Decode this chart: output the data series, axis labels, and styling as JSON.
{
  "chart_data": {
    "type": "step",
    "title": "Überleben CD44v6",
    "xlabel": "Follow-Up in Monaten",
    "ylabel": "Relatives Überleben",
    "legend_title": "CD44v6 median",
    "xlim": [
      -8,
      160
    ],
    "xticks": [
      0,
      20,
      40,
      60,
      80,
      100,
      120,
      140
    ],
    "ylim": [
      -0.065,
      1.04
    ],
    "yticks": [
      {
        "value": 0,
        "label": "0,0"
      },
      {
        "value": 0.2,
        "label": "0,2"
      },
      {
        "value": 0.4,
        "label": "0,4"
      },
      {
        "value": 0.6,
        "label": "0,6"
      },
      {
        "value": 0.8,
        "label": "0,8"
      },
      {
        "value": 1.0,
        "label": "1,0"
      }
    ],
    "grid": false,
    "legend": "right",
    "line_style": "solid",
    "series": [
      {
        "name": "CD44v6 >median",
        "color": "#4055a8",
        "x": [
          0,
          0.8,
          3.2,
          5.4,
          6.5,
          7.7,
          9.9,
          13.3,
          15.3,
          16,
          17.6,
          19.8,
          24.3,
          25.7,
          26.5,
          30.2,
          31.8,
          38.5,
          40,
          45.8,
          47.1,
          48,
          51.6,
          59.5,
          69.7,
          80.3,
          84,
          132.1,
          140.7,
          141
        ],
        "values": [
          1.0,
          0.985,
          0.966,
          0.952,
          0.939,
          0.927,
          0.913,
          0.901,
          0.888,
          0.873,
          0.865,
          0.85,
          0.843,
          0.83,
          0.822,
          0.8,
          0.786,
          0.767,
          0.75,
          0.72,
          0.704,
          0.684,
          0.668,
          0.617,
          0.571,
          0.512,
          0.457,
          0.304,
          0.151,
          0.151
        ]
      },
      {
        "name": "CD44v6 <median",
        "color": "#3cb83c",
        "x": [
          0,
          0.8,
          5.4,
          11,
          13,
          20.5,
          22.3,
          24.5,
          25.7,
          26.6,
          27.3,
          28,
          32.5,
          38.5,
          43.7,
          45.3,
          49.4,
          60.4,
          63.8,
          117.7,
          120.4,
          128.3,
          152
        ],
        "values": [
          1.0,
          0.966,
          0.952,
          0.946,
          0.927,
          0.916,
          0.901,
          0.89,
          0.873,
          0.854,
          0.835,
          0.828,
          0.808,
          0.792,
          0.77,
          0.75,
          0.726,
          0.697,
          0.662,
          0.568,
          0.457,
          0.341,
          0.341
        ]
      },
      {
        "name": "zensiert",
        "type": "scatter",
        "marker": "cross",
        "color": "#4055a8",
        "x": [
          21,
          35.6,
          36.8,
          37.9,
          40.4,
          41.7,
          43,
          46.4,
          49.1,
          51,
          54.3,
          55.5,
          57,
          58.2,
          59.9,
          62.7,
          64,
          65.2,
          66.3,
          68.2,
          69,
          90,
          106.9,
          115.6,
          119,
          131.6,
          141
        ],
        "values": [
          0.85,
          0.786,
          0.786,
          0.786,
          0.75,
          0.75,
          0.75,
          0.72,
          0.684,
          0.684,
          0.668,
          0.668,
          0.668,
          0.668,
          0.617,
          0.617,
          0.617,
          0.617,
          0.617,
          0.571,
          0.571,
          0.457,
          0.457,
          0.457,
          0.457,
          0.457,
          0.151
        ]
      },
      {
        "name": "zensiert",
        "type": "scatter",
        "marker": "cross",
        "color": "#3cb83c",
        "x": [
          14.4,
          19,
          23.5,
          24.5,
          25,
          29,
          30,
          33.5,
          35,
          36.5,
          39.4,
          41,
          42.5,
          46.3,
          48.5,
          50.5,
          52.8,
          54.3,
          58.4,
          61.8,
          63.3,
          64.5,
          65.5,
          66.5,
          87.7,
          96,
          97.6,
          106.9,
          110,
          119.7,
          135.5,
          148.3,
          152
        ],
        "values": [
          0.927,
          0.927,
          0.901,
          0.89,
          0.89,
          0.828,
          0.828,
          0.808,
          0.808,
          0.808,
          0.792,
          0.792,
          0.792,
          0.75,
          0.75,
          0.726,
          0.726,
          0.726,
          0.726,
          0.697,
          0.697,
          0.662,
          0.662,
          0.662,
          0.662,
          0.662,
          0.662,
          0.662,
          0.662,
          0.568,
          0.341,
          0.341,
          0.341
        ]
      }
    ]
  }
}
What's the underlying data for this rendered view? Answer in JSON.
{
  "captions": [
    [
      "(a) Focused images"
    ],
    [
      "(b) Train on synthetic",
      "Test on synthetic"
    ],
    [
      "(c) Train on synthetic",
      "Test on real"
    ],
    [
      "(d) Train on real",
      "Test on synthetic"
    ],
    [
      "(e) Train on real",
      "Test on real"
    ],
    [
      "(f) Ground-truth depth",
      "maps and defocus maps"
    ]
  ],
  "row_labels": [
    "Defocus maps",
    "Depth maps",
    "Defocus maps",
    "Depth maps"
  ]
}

=====

**EXERCISE**
Locate "What's the underlying" in the material, then quote the line that contains it and all lines after it through the final one.

**SOLUTION TO THIS PROBLEM**
What's the underlying data for this rendered view? Answer in JSON.
{
  "captions": [
    [
      "(a) Focused images"
    ],
    [
      "(b) Train on synthetic",
      "Test on synthetic"
    ],
    [
      "(c) Train on synthetic",
      "Test on real"
    ],
    [
      "(d) Train on real",
      "Test on synthetic"
    ],
    [
      "(e) Train on real",
      "Test on real"
    ],
    [
      "(f) Ground-truth depth",
      "maps and defocus maps"
    ]
  ],
  "row_labels": [
    "Defocus maps",
    "Depth maps",
    "Defocus maps",
    "Depth maps"
  ]
}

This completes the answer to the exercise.